**Stated goal**. Omit every picture while repeating the entries exactly.

(Figure contents as structured data)
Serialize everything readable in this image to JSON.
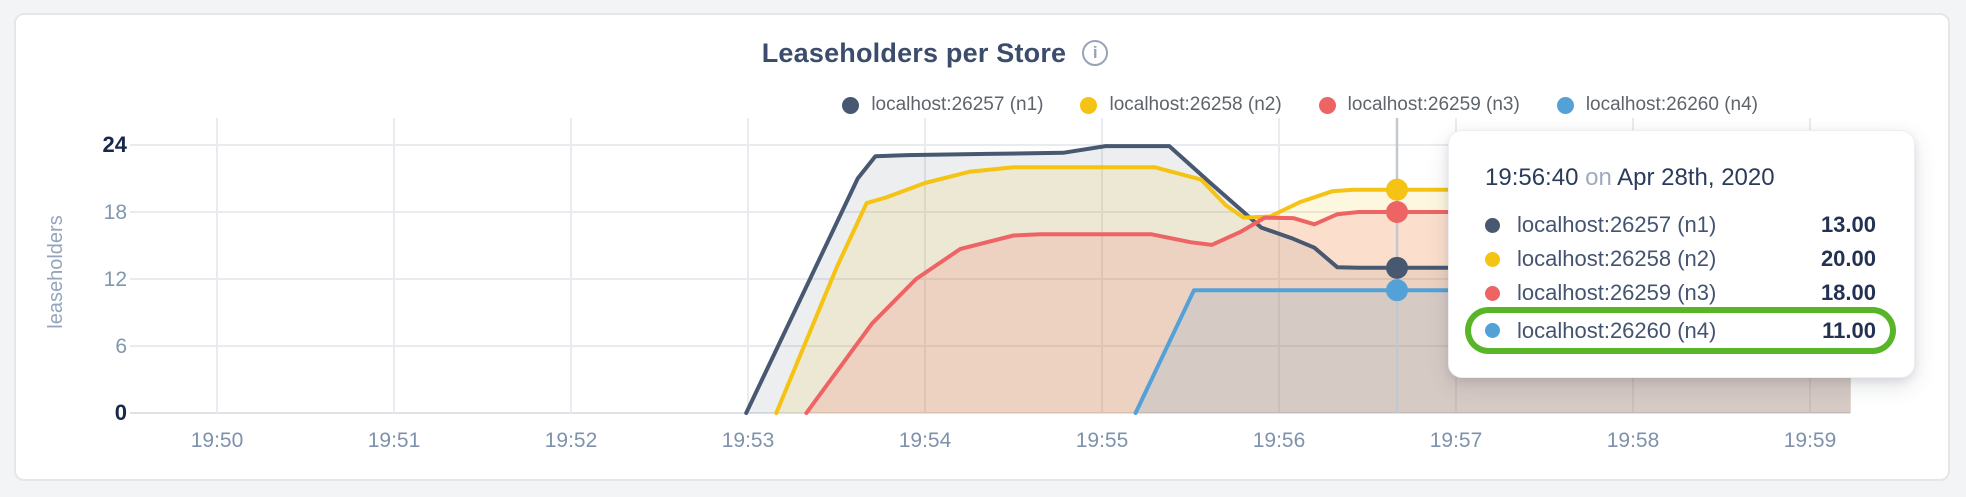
{
  "header": {
    "title": "Leaseholders per Store",
    "info_glyph": "i"
  },
  "tooltip": {
    "time": "19:56:40",
    "on_word": "on",
    "date": "Apr 28th, 2020",
    "highlight_color": "#58b527",
    "rows": [
      {
        "name": "localhost:26257 (n1)",
        "value": "13.00",
        "color": "#475870",
        "highlighted": false
      },
      {
        "name": "localhost:26258 (n2)",
        "value": "20.00",
        "color": "#f5c313",
        "highlighted": false
      },
      {
        "name": "localhost:26259 (n3)",
        "value": "18.00",
        "color": "#ee6465",
        "highlighted": false
      },
      {
        "name": "localhost:26260 (n4)",
        "value": "11.00",
        "color": "#54a1d7",
        "highlighted": true
      }
    ]
  },
  "chart_data": {
    "type": "area",
    "title": "Leaseholders per Store",
    "xlabel": "",
    "ylabel": "leaseholders",
    "ylim": [
      0,
      24
    ],
    "grid": true,
    "legend_position": "top",
    "x_unit": "minutes after 19:50",
    "x_ticks": [
      {
        "t": 0,
        "label": "19:50"
      },
      {
        "t": 1,
        "label": "19:51"
      },
      {
        "t": 2,
        "label": "19:52"
      },
      {
        "t": 3,
        "label": "19:53"
      },
      {
        "t": 4,
        "label": "19:54"
      },
      {
        "t": 5,
        "label": "19:55"
      },
      {
        "t": 6,
        "label": "19:56"
      },
      {
        "t": 7,
        "label": "19:57"
      },
      {
        "t": 8,
        "label": "19:58"
      },
      {
        "t": 9,
        "label": "19:59"
      }
    ],
    "y_ticks": [
      {
        "v": 0,
        "label": "0",
        "major": true
      },
      {
        "v": 6,
        "label": "6",
        "major": false
      },
      {
        "v": 12,
        "label": "12",
        "major": false
      },
      {
        "v": 18,
        "label": "18",
        "major": false
      },
      {
        "v": 24,
        "label": "24",
        "major": true
      }
    ],
    "series": [
      {
        "name": "localhost:26257 (n1)",
        "color": "#475870",
        "fill_opacity": 0.1,
        "points": [
          [
            2.99,
            0
          ],
          [
            3.35,
            12
          ],
          [
            3.62,
            21
          ],
          [
            3.72,
            23
          ],
          [
            3.9,
            23.1
          ],
          [
            4.35,
            23.2
          ],
          [
            4.78,
            23.3
          ],
          [
            5.02,
            23.9
          ],
          [
            5.38,
            23.9
          ],
          [
            5.62,
            20.5
          ],
          [
            5.9,
            16.6
          ],
          [
            6.08,
            15.6
          ],
          [
            6.2,
            14.8
          ],
          [
            6.33,
            13.05
          ],
          [
            6.45,
            13
          ],
          [
            9.23,
            13
          ]
        ]
      },
      {
        "name": "localhost:26258 (n2)",
        "color": "#f5c313",
        "fill_opacity": 0.13,
        "points": [
          [
            3.16,
            0
          ],
          [
            3.5,
            13
          ],
          [
            3.67,
            18.8
          ],
          [
            3.78,
            19.3
          ],
          [
            4.0,
            20.6
          ],
          [
            4.25,
            21.6
          ],
          [
            4.5,
            22
          ],
          [
            5.3,
            22
          ],
          [
            5.56,
            20.9
          ],
          [
            5.7,
            18.6
          ],
          [
            5.8,
            17.5
          ],
          [
            5.95,
            17.6
          ],
          [
            6.12,
            18.9
          ],
          [
            6.3,
            19.85
          ],
          [
            6.42,
            20
          ],
          [
            9.23,
            20
          ]
        ]
      },
      {
        "name": "localhost:26259 (n3)",
        "color": "#ee6465",
        "fill_opacity": 0.16,
        "points": [
          [
            3.33,
            0
          ],
          [
            3.7,
            8
          ],
          [
            3.95,
            12
          ],
          [
            4.2,
            14.7
          ],
          [
            4.5,
            15.9
          ],
          [
            4.65,
            16
          ],
          [
            5.28,
            16
          ],
          [
            5.5,
            15.3
          ],
          [
            5.62,
            15.05
          ],
          [
            5.78,
            16.2
          ],
          [
            5.92,
            17.5
          ],
          [
            6.08,
            17.45
          ],
          [
            6.2,
            16.9
          ],
          [
            6.33,
            17.8
          ],
          [
            6.45,
            18
          ],
          [
            9.23,
            18
          ]
        ]
      },
      {
        "name": "localhost:26260 (n4)",
        "color": "#54a1d7",
        "fill_opacity": 0.15,
        "points": [
          [
            5.19,
            0
          ],
          [
            5.52,
            11
          ],
          [
            9.23,
            11
          ]
        ]
      }
    ],
    "hover": {
      "time_label": "19:56:40",
      "t": 6.6667,
      "values": [
        13,
        20,
        18,
        11
      ]
    }
  }
}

**Output of the task**.
Serialize everything readable in this image to JSON.
{
  "header": {
    "title": "Leaseholders per Store",
    "info_glyph": "i"
  },
  "tooltip": {
    "time": "19:56:40",
    "on_word": "on",
    "date": "Apr 28th, 2020",
    "highlight_color": "#58b527",
    "rows": [
      {
        "name": "localhost:26257 (n1)",
        "value": "13.00",
        "color": "#475870",
        "highlighted": false
      },
      {
        "name": "localhost:26258 (n2)",
        "value": "20.00",
        "color": "#f5c313",
        "highlighted": false
      },
      {
        "name": "localhost:26259 (n3)",
        "value": "18.00",
        "color": "#ee6465",
        "highlighted": false
      },
      {
        "name": "localhost:26260 (n4)",
        "value": "11.00",
        "color": "#54a1d7",
        "highlighted": true
      }
    ]
  },
  "chart_data": {
    "type": "area",
    "title": "Leaseholders per Store",
    "xlabel": "",
    "ylabel": "leaseholders",
    "ylim": [
      0,
      24
    ],
    "grid": true,
    "legend_position": "top",
    "x_unit": "minutes after 19:50",
    "x_ticks": [
      {
        "t": 0,
        "label": "19:50"
      },
      {
        "t": 1,
        "label": "19:51"
      },
      {
        "t": 2,
        "label": "19:52"
      },
      {
        "t": 3,
        "label": "19:53"
      },
      {
        "t": 4,
        "label": "19:54"
      },
      {
        "t": 5,
        "label": "19:55"
      },
      {
        "t": 6,
        "label": "19:56"
      },
      {
        "t": 7,
        "label": "19:57"
      },
      {
        "t": 8,
        "label": "19:58"
      },
      {
        "t": 9,
        "label": "19:59"
      }
    ],
    "y_ticks": [
      {
        "v": 0,
        "label": "0",
        "major": true
      },
      {
        "v": 6,
        "label": "6",
        "major": false
      },
      {
        "v": 12,
        "label": "12",
        "major": false
      },
      {
        "v": 18,
        "label": "18",
        "major": false
      },
      {
        "v": 24,
        "label": "24",
        "major": true
      }
    ],
    "series": [
      {
        "name": "localhost:26257 (n1)",
        "color": "#475870",
        "fill_opacity": 0.1,
        "points": [
          [
            2.99,
            0
          ],
          [
            3.35,
            12
          ],
          [
            3.62,
            21
          ],
          [
            3.72,
            23
          ],
          [
            3.9,
            23.1
          ],
          [
            4.35,
            23.2
          ],
          [
            4.78,
            23.3
          ],
          [
            5.02,
            23.9
          ],
          [
            5.38,
            23.9
          ],
          [
            5.62,
            20.5
          ],
          [
            5.9,
            16.6
          ],
          [
            6.08,
            15.6
          ],
          [
            6.2,
            14.8
          ],
          [
            6.33,
            13.05
          ],
          [
            6.45,
            13
          ],
          [
            9.23,
            13
          ]
        ]
      },
      {
        "name": "localhost:26258 (n2)",
        "color": "#f5c313",
        "fill_opacity": 0.13,
        "points": [
          [
            3.16,
            0
          ],
          [
            3.5,
            13
          ],
          [
            3.67,
            18.8
          ],
          [
            3.78,
            19.3
          ],
          [
            4.0,
            20.6
          ],
          [
            4.25,
            21.6
          ],
          [
            4.5,
            22
          ],
          [
            5.3,
            22
          ],
          [
            5.56,
            20.9
          ],
          [
            5.7,
            18.6
          ],
          [
            5.8,
            17.5
          ],
          [
            5.95,
            17.6
          ],
          [
            6.12,
            18.9
          ],
          [
            6.3,
            19.85
          ],
          [
            6.42,
            20
          ],
          [
            9.23,
            20
          ]
        ]
      },
      {
        "name": "localhost:26259 (n3)",
        "color": "#ee6465",
        "fill_opacity": 0.16,
        "points": [
          [
            3.33,
            0
          ],
          [
            3.7,
            8
          ],
          [
            3.95,
            12
          ],
          [
            4.2,
            14.7
          ],
          [
            4.5,
            15.9
          ],
          [
            4.65,
            16
          ],
          [
            5.28,
            16
          ],
          [
            5.5,
            15.3
          ],
          [
            5.62,
            15.05
          ],
          [
            5.78,
            16.2
          ],
          [
            5.92,
            17.5
          ],
          [
            6.08,
            17.45
          ],
          [
            6.2,
            16.9
          ],
          [
            6.33,
            17.8
          ],
          [
            6.45,
            18
          ],
          [
            9.23,
            18
          ]
        ]
      },
      {
        "name": "localhost:26260 (n4)",
        "color": "#54a1d7",
        "fill_opacity": 0.15,
        "points": [
          [
            5.19,
            0
          ],
          [
            5.52,
            11
          ],
          [
            9.23,
            11
          ]
        ]
      }
    ],
    "hover": {
      "time_label": "19:56:40",
      "t": 6.6667,
      "values": [
        13,
        20,
        18,
        11
      ]
    }
  }
}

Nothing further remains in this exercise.